═════ Provided entries ═════

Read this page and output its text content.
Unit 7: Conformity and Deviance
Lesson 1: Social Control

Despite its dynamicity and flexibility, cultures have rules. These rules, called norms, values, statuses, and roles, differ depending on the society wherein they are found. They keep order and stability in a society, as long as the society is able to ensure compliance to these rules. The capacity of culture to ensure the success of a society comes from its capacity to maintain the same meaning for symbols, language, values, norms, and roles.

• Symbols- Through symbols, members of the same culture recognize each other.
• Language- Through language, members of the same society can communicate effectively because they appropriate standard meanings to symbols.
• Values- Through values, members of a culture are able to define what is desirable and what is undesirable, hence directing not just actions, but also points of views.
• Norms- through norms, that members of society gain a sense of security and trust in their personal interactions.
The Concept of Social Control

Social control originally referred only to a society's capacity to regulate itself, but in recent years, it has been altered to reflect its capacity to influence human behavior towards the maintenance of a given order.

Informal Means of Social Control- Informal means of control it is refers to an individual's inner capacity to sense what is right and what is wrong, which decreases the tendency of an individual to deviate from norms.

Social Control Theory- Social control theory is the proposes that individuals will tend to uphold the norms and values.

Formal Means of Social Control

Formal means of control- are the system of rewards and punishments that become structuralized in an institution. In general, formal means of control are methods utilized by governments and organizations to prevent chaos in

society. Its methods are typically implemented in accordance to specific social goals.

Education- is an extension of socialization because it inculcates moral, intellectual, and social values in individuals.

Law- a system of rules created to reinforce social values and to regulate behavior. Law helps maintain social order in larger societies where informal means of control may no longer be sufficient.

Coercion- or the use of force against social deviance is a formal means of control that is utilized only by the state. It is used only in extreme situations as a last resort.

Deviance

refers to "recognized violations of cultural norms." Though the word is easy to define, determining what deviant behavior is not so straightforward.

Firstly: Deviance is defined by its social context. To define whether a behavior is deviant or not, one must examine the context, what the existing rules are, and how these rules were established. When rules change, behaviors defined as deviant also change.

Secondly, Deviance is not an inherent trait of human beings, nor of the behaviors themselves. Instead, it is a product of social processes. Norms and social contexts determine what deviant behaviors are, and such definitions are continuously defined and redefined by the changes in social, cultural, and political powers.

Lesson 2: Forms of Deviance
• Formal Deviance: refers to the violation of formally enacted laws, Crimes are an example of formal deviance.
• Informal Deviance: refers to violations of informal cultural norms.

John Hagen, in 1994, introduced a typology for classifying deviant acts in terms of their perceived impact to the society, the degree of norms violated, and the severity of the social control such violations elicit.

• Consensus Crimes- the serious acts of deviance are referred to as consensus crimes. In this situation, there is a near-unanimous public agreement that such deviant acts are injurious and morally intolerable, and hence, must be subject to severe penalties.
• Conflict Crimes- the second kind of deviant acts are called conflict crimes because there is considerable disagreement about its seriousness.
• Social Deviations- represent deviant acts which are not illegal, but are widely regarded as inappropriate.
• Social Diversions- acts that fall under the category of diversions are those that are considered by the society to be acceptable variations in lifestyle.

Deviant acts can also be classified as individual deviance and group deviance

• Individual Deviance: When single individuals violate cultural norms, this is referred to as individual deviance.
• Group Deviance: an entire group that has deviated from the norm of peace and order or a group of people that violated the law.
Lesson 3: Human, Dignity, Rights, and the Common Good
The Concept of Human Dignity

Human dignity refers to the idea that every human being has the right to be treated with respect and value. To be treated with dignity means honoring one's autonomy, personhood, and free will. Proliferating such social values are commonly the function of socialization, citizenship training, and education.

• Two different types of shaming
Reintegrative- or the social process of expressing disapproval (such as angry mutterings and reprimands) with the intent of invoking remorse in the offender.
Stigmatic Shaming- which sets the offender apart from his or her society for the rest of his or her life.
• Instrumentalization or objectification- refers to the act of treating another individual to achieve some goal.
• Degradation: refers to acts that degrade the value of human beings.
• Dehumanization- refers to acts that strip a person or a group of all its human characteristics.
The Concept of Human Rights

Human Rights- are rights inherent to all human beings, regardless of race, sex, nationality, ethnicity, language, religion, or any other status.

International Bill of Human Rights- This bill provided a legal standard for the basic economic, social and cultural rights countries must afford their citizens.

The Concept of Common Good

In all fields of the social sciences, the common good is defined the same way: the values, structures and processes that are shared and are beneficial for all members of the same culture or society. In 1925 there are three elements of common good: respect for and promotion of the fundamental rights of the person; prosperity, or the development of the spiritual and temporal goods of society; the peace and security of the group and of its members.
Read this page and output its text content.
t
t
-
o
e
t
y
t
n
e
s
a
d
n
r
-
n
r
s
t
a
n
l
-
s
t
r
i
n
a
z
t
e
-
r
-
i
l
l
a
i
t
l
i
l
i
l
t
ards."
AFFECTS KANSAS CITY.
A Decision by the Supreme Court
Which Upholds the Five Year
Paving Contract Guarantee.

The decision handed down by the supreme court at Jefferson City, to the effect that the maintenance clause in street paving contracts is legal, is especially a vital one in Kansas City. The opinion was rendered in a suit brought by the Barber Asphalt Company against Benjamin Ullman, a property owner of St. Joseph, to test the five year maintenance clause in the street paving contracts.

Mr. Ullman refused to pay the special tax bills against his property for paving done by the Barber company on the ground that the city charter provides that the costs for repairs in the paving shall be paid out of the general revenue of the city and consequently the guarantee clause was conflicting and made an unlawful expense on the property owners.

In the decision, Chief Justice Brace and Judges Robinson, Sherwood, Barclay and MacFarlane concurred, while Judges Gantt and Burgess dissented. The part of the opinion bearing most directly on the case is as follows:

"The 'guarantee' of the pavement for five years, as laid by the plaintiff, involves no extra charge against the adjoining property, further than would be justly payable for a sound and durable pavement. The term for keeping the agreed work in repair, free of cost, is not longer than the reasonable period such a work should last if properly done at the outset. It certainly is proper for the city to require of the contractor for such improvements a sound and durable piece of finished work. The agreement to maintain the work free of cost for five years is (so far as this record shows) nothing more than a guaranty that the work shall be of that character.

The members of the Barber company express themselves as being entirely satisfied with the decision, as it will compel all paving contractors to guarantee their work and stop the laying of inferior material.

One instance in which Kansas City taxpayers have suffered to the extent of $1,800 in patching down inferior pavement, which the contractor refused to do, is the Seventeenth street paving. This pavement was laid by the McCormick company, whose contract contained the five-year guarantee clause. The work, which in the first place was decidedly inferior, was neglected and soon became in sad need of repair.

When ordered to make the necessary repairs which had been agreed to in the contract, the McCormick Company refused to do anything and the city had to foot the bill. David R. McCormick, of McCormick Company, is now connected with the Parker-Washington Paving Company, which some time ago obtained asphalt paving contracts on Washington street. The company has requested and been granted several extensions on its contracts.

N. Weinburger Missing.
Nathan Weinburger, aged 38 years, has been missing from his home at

═════

# [Goal]
Copy all lines from the data that hold the word "will".

# [Result of the exercise]
Social Control Theory- Social control theory is the proposes that individuals will tend to uphold the norms and values.
Human dignity refers to the idea that every human being has the right to be treated with respect and value. To be treated with dignity means honoring one's autonomy, personhood, and free will. Proliferating such social values are commonly the function of socialization, citizenship training, and education.
The members of the Barber company express themselves as being entirely satisfied with the decision, as it will compel all paving contractors to guarantee their work and stop the laying of inferior material.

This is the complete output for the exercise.